Your task: Resume the forum thread on Hollywood and the Legion of Decency, picking up right after its final post.

Document segment:

········

Nobody here is explaining how Hollywood would deal with boycotts by the Legion of Decency. "From the 1930s through the 1960s, Catholic parishes in dioceses across the country administered yearly pledges in which millions of Catholics throughout the US vowed to refuse to watch films that were condemned by the Legion.[27] "Although the Legion was never officially an organ of the Catholic Church, and its movie ratings were nonbinding, many Catholics were still guided by the Legion's classifications"[3]" https://en.wikipedia.org/wiki/National_Legion_of_Decency
 

marathag

Banned
Someone who was crazy rich(and just crazy, but being rich meant being known as eccentric) like Howard Hughes, who bumped against the Code frequently when he was in Filmmaker mode.
 

marktaha

Banned
Nobody here is explaining how Hollywood would deal with boycotts by the Legion of Decency. "From the 1930s through the 1960s, Catholic parishes in dioceses across the country administered yearly pledges in which millions of Catholics throughout the US vowed to refuse to watch films that were condemned by the Legion.[27] "Although the Legion was never officially an organ of the Catholic Church, and its movie ratings were nonbinding, many Catholics were still guided by the Legion's classifications"[3]" https://en.wikipedia.org/wiki/National_Legion_of_Decency
That was their fault for doing what the Church told them.

········

Document layout detection data
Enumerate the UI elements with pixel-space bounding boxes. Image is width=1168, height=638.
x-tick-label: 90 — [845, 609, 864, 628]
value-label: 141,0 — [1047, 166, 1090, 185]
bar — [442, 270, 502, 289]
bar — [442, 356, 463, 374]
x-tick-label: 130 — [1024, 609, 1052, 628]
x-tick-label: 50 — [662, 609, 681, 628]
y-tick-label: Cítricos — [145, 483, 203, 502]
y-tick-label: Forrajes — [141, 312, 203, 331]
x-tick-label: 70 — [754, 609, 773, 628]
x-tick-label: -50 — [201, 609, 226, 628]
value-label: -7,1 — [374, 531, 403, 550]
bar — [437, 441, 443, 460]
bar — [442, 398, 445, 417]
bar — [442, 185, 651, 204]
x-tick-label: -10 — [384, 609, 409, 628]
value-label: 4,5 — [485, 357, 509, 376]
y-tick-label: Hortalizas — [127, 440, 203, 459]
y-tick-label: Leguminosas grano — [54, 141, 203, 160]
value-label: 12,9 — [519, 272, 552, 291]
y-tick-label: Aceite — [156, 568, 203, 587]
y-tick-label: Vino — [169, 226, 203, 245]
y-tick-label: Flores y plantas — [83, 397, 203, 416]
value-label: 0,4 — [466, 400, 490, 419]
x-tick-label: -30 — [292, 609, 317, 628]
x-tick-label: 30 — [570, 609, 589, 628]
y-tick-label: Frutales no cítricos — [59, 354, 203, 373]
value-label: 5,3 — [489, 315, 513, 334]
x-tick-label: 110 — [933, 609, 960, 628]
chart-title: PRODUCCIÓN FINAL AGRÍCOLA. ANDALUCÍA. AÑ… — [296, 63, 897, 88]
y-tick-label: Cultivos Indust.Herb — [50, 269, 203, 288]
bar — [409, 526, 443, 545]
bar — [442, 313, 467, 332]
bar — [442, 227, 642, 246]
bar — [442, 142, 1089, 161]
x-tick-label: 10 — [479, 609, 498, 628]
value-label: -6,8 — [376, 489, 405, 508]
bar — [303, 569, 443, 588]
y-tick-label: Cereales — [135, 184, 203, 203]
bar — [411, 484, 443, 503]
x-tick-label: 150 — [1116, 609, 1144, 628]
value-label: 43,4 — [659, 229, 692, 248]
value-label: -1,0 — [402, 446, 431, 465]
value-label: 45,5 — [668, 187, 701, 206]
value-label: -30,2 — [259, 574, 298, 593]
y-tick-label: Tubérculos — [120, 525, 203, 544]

········

Exercise response:
marktaha

Banned
Some of that would be inevitable, especially during the Cold War, but being anti-Communist doesn't automatically mean being reactionary - Elvis was rabidly opposed to the USSR for example, and he was as religious as only a guy from the US South in the 1950s could be, but in the post-Hays Code US he was still demonized; in a Hays Code-less US, he'd probably be able to voice his admiration for and give credit to the black musicians that preceded him without being flat out ignored by the media (AFAIK, he tried to do so, repeatedly, and to no avail), and rock & roll would be held up as a triumph of American capitalism over Soviet communism, especially since the Warsaw Pact regimes clamped down hard on any kind of popular music (oh, the irony).
I meant -there were films made preCode like "I Am a Fugitive From A Chain Gang" that showed authority in its corrupt and often true light. Afterwards, they had to show government as the good guy-noy the experience of many people.
 
Nobody here is explaining how Hollywood would deal with boycotts by the Legion of Decency. "From the 1930s through the 1960s, Catholic parishes in dioceses across the country administered yearly pledges in which millions of Catholics throughout the US vowed to refuse to watch films that were condemned by the Legion.[27] "Although the Legion was never officially an organ of the Catholic Church, and its movie ratings were nonbinding, many Catholics were still guided by the Legion's classifications"[3]" https://en.wikipedia.org/wiki/National_Legion_of_Decency
the legion of decency and state censorship boards are why any shifts in content from moving to an early ratings system would be shifts of degree as opposed to RADICAL shifts
 
I meant -there were films made preCode like "I Am a Fugitive From A Chain Gang" that showed authority in its corrupt and often true light. Afterwards, they had to show government as the good guy-noy the experience of many people.

That was what I meant, once the Cold War starts, even in the absence of the Code, there'd probably be CIA agents all over Hollywood but, even then, the window between what'd be acceptable and what wouldn't be would be far wider than the one the US got IRL - and there'd be indirect consequences of this freer state of affairs in Europe as well if, for example, Cinecittà cooperates with Hollywood just as it did in OTL, for example.